What is needed >>
Each entry below should be returned exactly as is, with the pictures removed.

::::

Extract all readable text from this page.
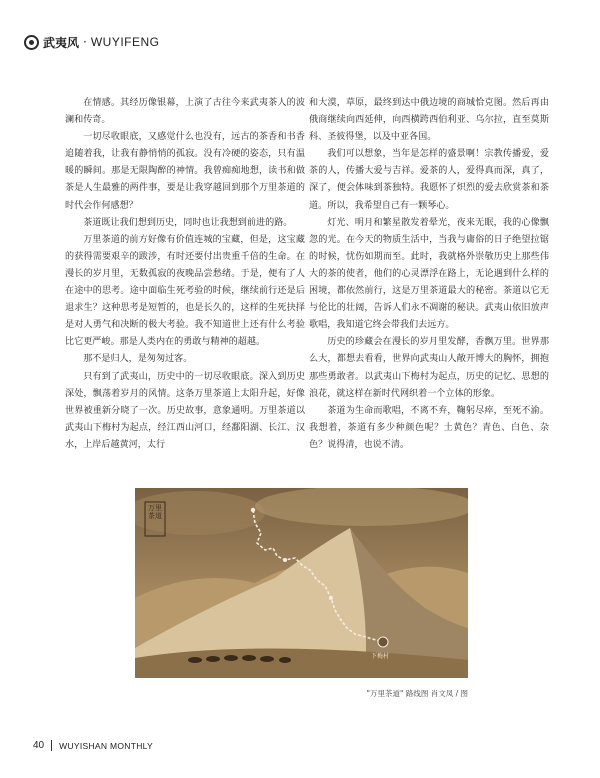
武夷风 · WUYIFENG

在情感。其经历像银幕，上演了古往今来武夷茶人的波澜和传奇。

一切尽收眼底，又感觉什么也没有，远古的茶香和书香追随着我，让我有静悄悄的孤寂。没有冷硬的姿态，只有温暖的瞬间。那是无限陶醉的神情。我曾痴痴地想，读书和做茶是人生最雅的两件事，要是让我穿越回到那个万里茶道的时代会作何感想？

茶道既让我们想到历史，同时也让我想到前进的路。

万里茶道的前方好像有价值连城的宝藏，但是，这宝藏的获得需要艰辛的跋涉，有时还要付出贵重千倍的生命。在漫长的岁月里，无数孤寂的夜晚品尝愁绪。于是，便有了人在途中的思考。途中面临生死考验的时候，继续前行还是后退求生？这种思考是短暂的，也是长久的，这样的生死抉择是对人勇气和决断的极大考验。我不知道世上还有什么考验比它更严峻。那是人类内在的勇敢与精神的超越。

那不是归人，是匆匆过客。

只有到了武夷山，历史中的一切尽收眼底。深入到历史深处，飘荡着岁月的风情。这条万里茶道上太阳升起，好像世界被重新分晓了一次。历史故事，意象通明。万里茶道以武夷山下梅村为起点，经江西山河口，经鄱阳湖、长江、汉水，上岸后越黄河，太行

和大漠，草原，最终到达中俄边境的商城恰克图。然后再由俄商继续向西延伸，向西横跨西伯利亚、乌尔拉，直至莫斯科、圣彼得堡，以及中亚各国。

我们可以想象，当年是怎样的盛景啊！宗教传播爱，爱茶的人，传播大爱与吉祥。爱茶的人，爱得真而深，真了，深了，便会体味到茶独特。我愿怀了炽烈的爱去欣赏茶和茶道。所以，我希望自己有一颗琴心。

灯光、明月和繁星散发着晕光，夜来无眠，我的心像飘忽的光。在今天的物质生活中，当我与庸俗的日子绝望拉锯的时候，忧伤如期而至。此时，我就格外崇敬历史上那些伟大的茶的使者，他们的心灵漂浮在路上，无论遇到什么样的困境，都依然前行，这是万里茶道最大的秘密。茶道以它无与伦比的壮阔，告诉人们永不凋谢的秘诀。武夷山依旧放声歌唱，我知道它终会带我们去远方。

历史的珍藏会在漫长的岁月里发酵，香飘万里。世界那么大，都想去看看，世界向武夷山人敞开博大的胸怀，拥抱那些勇敢者。以武夷山下梅村为起点，历史的记忆、思想的浪花，就这样在新时代网织着一个立体的形象。

茶道为生命而歌唱，不离不弃，鞠躬尽瘁，至死不渝。我想着，茶道有多少种颜色呢？土黄色？青色、白色、杂色？说得清，也说不清。

万里茶道
下梅村
"万里茶道" 路线图 肖文凤 / 图
40 WUYISHAN MONTHLY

::::

Result of the task >>
Extract all readable text from this page.
武夷风 · WUYIFENG

在情感。其经历像银幕，上演了古往今来武夷茶人的波澜和传奇。

一切尽收眼底，又感觉什么也没有，远古的茶香和书香追随着我，让我有静悄悄的孤寂。没有冷硬的姿态，只有温暖的瞬间。那是无限陶醉的神情。我曾痴痴地想，读书和做茶是人生最雅的两件事，要是让我穿越回到那个万里茶道的时代会作何感想？

茶道既让我们想到历史，同时也让我想到前进的路。

万里茶道的前方好像有价值连城的宝藏，但是，这宝藏的获得需要艰辛的跋涉，有时还要付出贵重千倍的生命。在漫长的岁月里，无数孤寂的夜晚品尝愁绪。于是，便有了人在途中的思考。途中面临生死考验的时候，继续前行还是后退求生？这种思考是短暂的，也是长久的，这样的生死抉择是对人勇气和决断的极大考验。我不知道世上还有什么考验比它更严峻。那是人类内在的勇敢与精神的超越。

那不是归人，是匆匆过客。

只有到了武夷山，历史中的一切尽收眼底。深入到历史深处，飘荡着岁月的风情。这条万里茶道上太阳升起，好像世界被重新分晓了一次。历史故事，意象通明。万里茶道以武夷山下梅村为起点，经江西山河口，经鄱阳湖、长江、汉水，上岸后越黄河，太行

和大漠，草原，最终到达中俄边境的商城恰克图。然后再由俄商继续向西延伸，向西横跨西伯利亚、乌尔拉，直至莫斯科、圣彼得堡，以及中亚各国。

我们可以想象，当年是怎样的盛景啊！宗教传播爱，爱茶的人，传播大爱与吉祥。爱茶的人，爱得真而深，真了，深了，便会体味到茶独特。我愿怀了炽烈的爱去欣赏茶和茶道。所以，我希望自己有一颗琴心。

灯光、明月和繁星散发着晕光，夜来无眠，我的心像飘忽的光。在今天的物质生活中，当我与庸俗的日子绝望拉锯的时候，忧伤如期而至。此时，我就格外崇敬历史上那些伟大的茶的使者，他们的心灵漂浮在路上，无论遇到什么样的困境，都依然前行，这是万里茶道最大的秘密。茶道以它无与伦比的壮阔，告诉人们永不凋谢的秘诀。武夷山依旧放声歌唱，我知道它终会带我们去远方。

历史的珍藏会在漫长的岁月里发酵，香飘万里。世界那么大，都想去看看，世界向武夷山人敞开博大的胸怀，拥抱那些勇敢者。以武夷山下梅村为起点，历史的记忆、思想的浪花，就这样在新时代网织着一个立体的形象。

茶道为生命而歌唱，不离不弃，鞠躬尽瘁，至死不渝。我想着，茶道有多少种颜色呢？土黄色？青色、白色、杂色？说得清，也说不清。

万里茶道
下梅村
"万里茶道" 路线图 肖文凤 / 图
40 WUYISHAN MONTHLY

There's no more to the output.